"""

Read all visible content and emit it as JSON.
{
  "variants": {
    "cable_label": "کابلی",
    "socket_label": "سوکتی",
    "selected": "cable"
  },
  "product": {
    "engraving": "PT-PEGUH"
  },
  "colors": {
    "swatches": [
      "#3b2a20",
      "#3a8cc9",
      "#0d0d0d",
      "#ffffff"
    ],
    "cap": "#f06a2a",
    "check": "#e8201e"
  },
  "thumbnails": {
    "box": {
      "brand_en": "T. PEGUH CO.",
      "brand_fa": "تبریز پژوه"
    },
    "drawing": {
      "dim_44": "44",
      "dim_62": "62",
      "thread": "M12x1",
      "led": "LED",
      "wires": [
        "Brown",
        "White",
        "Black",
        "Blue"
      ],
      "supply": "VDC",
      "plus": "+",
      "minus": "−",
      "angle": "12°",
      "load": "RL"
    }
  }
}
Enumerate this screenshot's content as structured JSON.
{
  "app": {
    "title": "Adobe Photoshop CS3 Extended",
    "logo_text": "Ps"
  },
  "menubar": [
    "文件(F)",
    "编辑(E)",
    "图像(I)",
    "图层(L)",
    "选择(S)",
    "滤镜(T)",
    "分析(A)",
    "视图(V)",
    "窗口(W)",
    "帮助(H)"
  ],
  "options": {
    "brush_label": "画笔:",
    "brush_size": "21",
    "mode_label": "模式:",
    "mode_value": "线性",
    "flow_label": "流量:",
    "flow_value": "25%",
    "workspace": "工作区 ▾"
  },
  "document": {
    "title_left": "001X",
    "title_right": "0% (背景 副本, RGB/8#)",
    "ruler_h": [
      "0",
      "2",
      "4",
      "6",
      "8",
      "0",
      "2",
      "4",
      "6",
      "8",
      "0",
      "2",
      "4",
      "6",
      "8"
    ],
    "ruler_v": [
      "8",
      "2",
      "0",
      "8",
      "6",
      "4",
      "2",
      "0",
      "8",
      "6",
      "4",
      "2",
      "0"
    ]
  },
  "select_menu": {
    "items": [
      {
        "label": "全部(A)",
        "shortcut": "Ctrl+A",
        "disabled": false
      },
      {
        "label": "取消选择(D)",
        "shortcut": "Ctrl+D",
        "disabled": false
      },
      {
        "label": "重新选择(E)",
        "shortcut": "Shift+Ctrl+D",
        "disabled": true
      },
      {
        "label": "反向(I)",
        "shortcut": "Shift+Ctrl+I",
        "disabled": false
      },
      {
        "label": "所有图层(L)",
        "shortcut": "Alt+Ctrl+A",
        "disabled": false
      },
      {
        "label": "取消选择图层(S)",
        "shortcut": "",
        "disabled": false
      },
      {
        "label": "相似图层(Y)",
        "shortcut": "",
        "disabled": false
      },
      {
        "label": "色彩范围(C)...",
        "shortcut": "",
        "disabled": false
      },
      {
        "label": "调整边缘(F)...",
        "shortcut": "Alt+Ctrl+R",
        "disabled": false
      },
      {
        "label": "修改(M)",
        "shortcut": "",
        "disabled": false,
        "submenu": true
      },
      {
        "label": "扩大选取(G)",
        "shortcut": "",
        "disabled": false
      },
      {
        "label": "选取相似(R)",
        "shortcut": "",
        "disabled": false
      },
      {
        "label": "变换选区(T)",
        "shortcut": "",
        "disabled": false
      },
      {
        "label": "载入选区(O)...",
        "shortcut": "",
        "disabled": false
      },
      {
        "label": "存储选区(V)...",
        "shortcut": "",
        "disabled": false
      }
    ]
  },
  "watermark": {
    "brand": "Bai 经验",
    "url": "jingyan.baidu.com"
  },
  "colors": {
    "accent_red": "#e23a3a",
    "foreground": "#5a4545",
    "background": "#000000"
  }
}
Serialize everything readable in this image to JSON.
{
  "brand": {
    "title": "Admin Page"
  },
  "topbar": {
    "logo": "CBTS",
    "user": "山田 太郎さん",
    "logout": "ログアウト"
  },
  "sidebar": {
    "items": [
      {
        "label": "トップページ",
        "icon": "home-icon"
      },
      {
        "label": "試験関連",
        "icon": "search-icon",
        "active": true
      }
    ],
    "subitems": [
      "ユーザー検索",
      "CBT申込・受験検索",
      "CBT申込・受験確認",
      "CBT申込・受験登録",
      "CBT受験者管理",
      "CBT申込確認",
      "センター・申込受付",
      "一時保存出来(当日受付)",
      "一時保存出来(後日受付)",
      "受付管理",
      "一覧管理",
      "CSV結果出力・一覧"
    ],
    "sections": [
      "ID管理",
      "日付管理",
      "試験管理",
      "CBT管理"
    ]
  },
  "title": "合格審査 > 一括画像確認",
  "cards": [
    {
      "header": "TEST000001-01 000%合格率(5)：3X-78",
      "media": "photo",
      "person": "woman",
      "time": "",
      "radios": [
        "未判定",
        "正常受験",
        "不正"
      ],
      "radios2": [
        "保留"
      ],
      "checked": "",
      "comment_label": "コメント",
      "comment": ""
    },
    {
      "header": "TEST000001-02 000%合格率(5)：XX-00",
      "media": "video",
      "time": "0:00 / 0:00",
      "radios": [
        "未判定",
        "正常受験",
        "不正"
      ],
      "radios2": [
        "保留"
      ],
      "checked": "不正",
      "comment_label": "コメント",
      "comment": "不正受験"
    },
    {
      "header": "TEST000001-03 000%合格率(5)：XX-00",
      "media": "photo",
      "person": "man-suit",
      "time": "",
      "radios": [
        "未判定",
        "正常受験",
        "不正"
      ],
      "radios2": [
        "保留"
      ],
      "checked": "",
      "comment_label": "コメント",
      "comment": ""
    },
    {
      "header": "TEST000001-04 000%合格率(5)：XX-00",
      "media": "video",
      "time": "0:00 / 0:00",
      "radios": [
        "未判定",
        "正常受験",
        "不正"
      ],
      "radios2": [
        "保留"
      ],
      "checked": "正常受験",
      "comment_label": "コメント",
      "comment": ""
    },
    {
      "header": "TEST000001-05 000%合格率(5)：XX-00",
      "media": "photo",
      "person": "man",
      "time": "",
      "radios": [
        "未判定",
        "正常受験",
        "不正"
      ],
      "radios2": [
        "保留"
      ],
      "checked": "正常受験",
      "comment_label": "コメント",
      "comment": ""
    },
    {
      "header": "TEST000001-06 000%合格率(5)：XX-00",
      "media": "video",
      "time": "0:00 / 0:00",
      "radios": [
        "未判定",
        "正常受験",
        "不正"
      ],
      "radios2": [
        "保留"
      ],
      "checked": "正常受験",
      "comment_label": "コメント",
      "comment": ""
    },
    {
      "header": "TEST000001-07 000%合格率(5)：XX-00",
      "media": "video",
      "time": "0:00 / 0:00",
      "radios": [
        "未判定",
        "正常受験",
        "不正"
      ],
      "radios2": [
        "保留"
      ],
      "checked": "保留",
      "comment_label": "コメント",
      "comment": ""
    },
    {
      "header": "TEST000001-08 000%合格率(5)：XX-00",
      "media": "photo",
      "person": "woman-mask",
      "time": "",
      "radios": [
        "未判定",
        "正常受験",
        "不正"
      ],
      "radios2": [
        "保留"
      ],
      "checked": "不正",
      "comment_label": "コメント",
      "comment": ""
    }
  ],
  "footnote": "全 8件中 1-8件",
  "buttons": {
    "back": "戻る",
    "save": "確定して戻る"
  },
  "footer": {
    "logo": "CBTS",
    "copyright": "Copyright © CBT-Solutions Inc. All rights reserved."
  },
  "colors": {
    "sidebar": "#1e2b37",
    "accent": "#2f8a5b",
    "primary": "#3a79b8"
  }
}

"""

Show every line from the entries above in which "this" appears.

> _Correct result_:
Enumerate this screenshot's content as structured JSON.
Serialize everything readable in this image to JSON.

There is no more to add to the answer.